Items from a figure collection:

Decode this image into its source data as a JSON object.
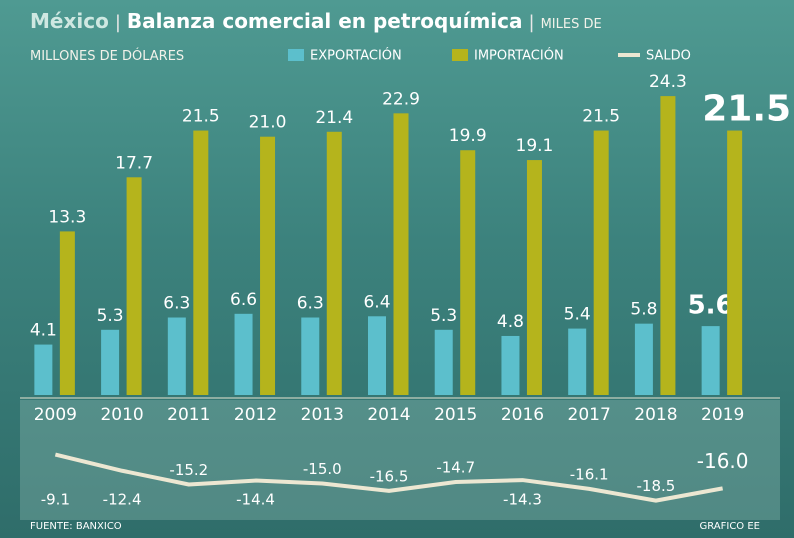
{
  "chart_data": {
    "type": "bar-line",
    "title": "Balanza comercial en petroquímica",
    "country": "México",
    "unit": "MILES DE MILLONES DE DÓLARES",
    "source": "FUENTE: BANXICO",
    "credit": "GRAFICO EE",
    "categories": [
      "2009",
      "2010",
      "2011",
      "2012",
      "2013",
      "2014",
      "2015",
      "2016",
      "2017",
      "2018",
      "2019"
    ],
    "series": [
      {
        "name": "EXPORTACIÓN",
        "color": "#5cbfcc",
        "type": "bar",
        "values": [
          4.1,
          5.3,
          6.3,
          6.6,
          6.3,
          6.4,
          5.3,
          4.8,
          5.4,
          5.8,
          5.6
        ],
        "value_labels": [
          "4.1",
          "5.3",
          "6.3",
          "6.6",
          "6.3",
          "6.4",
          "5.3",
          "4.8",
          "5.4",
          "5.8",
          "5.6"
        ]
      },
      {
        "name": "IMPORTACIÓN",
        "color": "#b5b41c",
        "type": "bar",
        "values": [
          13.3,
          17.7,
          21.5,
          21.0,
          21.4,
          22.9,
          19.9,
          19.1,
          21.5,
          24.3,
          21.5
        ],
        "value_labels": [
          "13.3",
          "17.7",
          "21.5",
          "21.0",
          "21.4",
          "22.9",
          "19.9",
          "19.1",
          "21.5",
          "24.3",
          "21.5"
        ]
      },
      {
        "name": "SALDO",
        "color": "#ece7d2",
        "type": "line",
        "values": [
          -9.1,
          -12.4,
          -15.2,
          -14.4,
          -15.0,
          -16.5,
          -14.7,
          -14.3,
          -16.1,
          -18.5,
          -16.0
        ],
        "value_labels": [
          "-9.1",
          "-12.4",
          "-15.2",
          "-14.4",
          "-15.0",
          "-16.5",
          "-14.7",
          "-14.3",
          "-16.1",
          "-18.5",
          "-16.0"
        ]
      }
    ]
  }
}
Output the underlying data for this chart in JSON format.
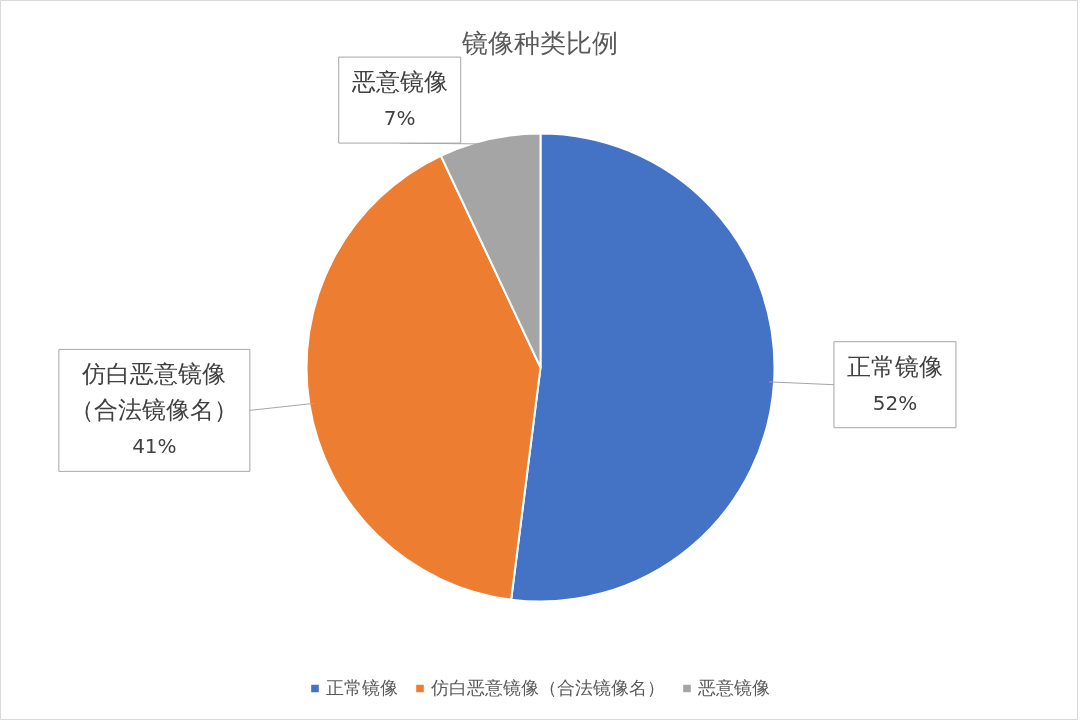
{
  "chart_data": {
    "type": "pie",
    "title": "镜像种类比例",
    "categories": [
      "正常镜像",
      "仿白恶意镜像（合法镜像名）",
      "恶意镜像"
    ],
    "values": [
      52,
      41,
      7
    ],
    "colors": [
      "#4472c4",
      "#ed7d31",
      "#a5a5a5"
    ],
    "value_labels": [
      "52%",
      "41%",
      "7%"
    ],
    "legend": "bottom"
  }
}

==

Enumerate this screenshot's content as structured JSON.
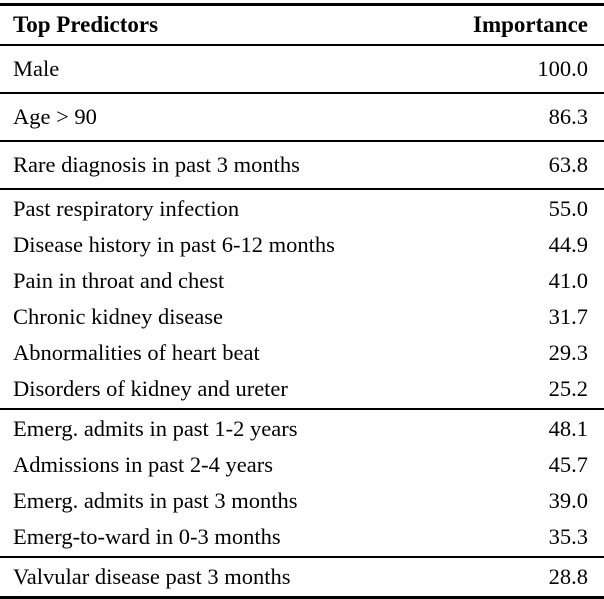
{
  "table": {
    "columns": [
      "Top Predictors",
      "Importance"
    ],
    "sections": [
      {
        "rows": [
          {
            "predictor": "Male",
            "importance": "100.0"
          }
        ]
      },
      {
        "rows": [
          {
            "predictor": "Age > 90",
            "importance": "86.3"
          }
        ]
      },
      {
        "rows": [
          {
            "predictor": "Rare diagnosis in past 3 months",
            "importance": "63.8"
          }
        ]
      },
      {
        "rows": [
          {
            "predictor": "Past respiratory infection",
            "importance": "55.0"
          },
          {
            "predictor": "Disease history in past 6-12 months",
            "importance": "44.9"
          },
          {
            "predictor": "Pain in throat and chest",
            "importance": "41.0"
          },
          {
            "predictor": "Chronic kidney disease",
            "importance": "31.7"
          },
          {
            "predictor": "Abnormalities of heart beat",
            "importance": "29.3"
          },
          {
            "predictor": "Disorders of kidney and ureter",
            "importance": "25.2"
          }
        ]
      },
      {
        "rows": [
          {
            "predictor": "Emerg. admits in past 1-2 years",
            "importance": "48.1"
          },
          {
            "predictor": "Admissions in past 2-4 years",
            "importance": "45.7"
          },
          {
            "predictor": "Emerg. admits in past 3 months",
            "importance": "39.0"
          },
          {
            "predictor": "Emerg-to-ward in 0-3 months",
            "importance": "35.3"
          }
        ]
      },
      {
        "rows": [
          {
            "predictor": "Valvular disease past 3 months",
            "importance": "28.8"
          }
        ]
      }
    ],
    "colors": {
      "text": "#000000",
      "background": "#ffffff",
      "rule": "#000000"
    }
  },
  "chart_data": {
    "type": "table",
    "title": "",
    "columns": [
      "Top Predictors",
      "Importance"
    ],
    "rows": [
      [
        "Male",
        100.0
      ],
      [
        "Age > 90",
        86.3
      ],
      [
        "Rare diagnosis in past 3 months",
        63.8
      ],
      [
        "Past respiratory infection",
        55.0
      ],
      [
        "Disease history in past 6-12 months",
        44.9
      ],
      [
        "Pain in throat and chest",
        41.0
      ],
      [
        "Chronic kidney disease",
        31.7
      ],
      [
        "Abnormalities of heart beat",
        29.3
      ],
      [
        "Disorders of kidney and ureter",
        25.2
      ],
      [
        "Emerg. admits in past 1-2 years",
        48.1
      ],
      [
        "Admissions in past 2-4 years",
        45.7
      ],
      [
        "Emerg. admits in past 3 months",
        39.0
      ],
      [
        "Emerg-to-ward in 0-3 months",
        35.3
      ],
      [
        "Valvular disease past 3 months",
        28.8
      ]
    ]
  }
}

* * *

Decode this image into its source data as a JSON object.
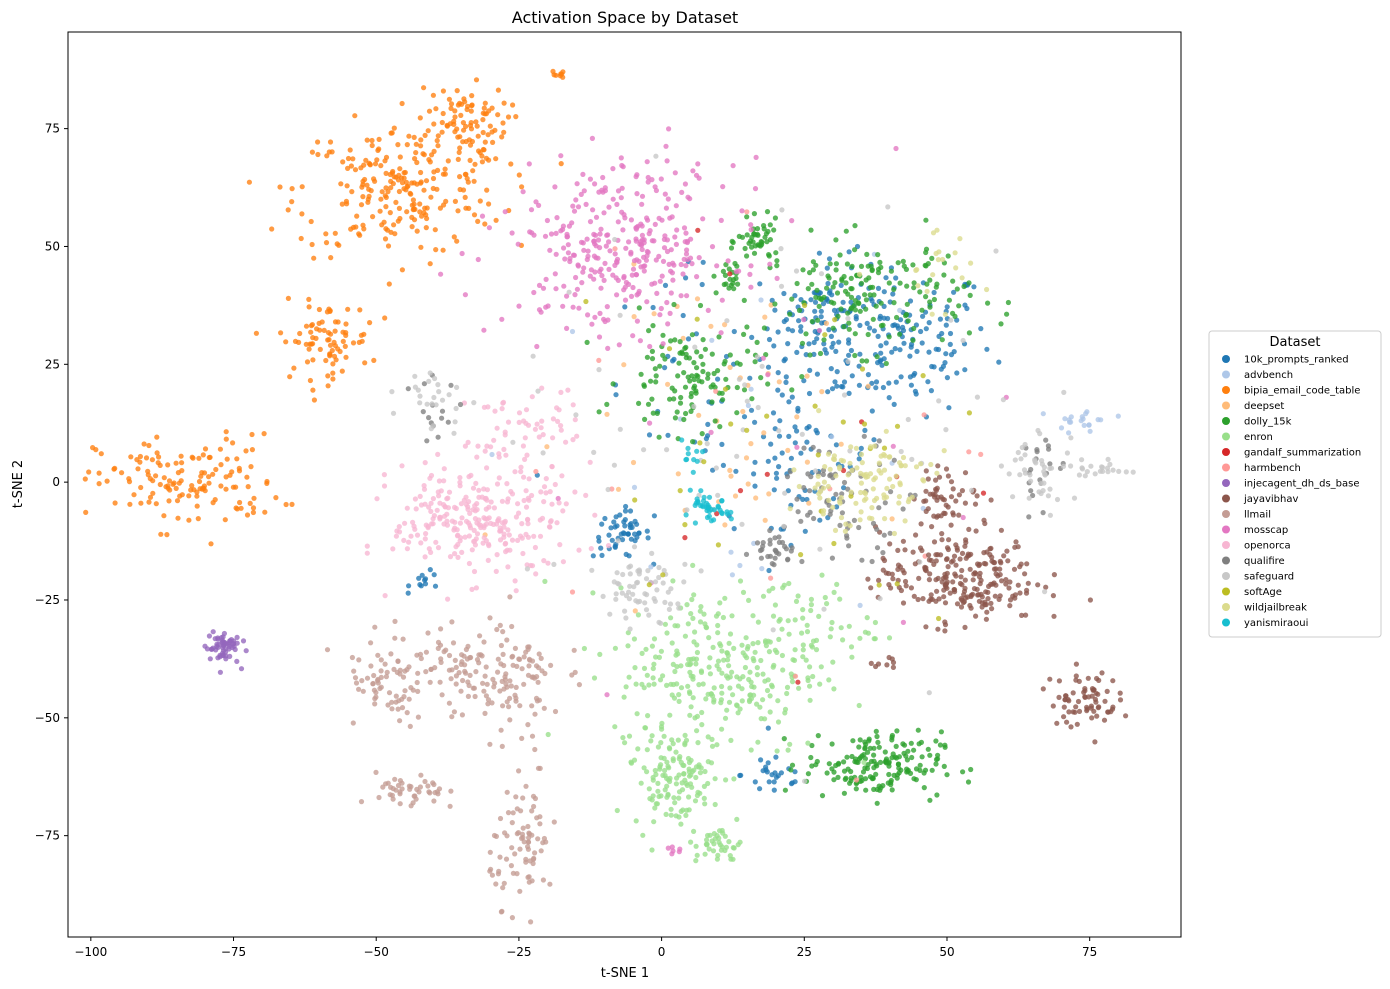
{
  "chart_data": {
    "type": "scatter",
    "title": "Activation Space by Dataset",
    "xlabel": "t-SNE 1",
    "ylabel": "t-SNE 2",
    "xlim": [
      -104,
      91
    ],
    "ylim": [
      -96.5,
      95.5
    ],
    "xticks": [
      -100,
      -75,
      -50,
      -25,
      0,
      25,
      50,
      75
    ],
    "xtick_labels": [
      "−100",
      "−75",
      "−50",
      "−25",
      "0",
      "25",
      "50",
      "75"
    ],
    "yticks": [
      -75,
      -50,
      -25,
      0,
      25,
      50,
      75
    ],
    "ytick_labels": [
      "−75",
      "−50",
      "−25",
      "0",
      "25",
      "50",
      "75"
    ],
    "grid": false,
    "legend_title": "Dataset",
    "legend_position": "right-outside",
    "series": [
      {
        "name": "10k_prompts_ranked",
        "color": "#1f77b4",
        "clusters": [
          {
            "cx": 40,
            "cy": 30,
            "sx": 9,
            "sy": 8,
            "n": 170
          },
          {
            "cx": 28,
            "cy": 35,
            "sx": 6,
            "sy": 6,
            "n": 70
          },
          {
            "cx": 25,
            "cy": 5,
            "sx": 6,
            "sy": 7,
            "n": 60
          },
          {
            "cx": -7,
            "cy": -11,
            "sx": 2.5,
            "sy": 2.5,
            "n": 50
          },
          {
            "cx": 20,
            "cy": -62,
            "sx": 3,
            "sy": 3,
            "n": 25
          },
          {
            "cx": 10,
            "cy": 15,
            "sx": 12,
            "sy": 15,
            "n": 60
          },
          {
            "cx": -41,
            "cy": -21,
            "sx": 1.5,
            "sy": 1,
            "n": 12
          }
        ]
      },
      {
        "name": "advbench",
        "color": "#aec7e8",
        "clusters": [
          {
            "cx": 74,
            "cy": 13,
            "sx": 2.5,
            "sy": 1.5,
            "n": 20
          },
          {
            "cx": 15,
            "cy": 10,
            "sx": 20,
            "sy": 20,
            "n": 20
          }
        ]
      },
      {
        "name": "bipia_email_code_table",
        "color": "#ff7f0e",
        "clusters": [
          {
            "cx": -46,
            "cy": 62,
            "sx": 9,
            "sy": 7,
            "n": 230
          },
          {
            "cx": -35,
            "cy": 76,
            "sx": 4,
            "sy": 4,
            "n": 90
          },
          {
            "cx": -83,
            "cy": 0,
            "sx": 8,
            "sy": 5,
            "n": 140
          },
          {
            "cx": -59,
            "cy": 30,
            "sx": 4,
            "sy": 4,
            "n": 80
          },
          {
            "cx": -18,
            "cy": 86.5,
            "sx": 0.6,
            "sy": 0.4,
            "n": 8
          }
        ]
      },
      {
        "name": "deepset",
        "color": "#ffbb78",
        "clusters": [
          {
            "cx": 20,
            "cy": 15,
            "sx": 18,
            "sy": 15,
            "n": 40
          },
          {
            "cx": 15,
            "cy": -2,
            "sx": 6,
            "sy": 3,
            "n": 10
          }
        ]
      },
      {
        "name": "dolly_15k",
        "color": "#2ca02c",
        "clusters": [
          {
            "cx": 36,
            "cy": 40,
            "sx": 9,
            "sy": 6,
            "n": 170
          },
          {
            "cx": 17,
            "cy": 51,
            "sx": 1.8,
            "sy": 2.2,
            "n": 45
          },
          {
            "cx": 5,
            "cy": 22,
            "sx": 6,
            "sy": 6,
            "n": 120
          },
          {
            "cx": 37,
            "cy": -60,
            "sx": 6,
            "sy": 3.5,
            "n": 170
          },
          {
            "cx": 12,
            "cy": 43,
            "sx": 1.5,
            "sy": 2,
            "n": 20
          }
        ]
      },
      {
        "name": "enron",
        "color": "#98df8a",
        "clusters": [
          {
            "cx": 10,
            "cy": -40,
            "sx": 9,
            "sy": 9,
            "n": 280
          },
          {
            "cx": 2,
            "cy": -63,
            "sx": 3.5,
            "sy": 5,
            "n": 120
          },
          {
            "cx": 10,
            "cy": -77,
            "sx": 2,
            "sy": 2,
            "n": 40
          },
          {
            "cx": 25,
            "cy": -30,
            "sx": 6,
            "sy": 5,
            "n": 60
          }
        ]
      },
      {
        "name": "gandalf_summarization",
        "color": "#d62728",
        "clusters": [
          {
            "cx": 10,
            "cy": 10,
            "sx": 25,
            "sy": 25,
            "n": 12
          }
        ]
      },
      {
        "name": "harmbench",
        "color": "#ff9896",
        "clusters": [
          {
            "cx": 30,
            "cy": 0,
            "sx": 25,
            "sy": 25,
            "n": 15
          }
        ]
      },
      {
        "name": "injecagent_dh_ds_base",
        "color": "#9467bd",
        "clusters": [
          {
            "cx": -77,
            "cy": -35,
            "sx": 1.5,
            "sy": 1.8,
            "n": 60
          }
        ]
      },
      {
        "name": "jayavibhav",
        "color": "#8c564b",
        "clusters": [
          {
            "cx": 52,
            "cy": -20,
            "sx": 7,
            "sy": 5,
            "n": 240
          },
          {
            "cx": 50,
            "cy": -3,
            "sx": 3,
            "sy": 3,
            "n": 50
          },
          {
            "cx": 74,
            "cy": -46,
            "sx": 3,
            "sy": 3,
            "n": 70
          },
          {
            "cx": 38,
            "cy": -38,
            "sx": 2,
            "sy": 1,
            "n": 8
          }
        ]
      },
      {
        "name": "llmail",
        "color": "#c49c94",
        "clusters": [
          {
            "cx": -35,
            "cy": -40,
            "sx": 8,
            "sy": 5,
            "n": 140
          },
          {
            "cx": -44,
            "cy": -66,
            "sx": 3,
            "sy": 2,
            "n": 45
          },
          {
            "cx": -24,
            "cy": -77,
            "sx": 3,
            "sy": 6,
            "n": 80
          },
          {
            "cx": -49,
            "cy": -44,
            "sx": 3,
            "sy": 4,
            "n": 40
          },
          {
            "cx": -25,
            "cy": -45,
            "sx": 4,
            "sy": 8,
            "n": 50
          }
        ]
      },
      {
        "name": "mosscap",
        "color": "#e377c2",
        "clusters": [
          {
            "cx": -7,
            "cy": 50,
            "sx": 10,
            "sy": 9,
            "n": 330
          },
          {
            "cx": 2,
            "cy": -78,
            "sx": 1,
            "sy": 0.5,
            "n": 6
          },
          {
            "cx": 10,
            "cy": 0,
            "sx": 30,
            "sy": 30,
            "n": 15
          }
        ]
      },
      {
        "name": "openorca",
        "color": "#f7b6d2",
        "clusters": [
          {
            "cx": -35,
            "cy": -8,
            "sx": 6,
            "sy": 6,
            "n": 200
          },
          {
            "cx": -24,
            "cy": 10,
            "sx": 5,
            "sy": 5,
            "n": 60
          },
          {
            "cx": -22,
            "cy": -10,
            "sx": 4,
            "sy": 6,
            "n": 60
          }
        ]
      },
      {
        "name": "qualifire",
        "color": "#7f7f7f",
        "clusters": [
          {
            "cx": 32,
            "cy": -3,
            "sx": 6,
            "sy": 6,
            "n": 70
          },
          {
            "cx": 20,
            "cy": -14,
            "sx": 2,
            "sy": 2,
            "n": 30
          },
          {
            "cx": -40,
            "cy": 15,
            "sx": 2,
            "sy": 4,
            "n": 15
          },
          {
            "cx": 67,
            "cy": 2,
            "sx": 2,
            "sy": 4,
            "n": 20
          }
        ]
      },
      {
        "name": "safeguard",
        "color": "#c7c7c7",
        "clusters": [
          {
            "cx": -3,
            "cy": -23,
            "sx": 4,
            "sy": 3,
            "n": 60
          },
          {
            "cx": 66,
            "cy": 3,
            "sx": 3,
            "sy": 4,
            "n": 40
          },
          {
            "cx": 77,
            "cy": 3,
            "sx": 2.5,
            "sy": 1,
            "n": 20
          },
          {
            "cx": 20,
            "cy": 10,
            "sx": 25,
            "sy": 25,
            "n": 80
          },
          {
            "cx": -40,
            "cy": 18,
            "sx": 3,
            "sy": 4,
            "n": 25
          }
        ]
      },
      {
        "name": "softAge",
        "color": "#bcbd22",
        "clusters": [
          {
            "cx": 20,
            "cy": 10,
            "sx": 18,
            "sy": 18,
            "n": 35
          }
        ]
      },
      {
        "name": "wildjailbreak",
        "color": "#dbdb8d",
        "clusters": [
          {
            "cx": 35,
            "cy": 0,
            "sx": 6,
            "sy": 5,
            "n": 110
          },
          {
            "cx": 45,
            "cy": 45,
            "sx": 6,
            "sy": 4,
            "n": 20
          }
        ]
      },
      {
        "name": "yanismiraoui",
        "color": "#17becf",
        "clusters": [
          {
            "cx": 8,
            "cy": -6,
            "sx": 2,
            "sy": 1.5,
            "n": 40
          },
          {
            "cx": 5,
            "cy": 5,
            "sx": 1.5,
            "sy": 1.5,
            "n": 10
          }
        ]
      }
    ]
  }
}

▸ **Set exercise**: Go through the records above, find every line with the word "years", and list those lines.

▸ **Completed exercise**:
            "predictor": "Emerg. admits in past 1-2 years",
            "predictor": "Admissions in past 2-4 years",
        "Emerg. admits in past 1-2 years",
        "Admissions in past 2-4 years",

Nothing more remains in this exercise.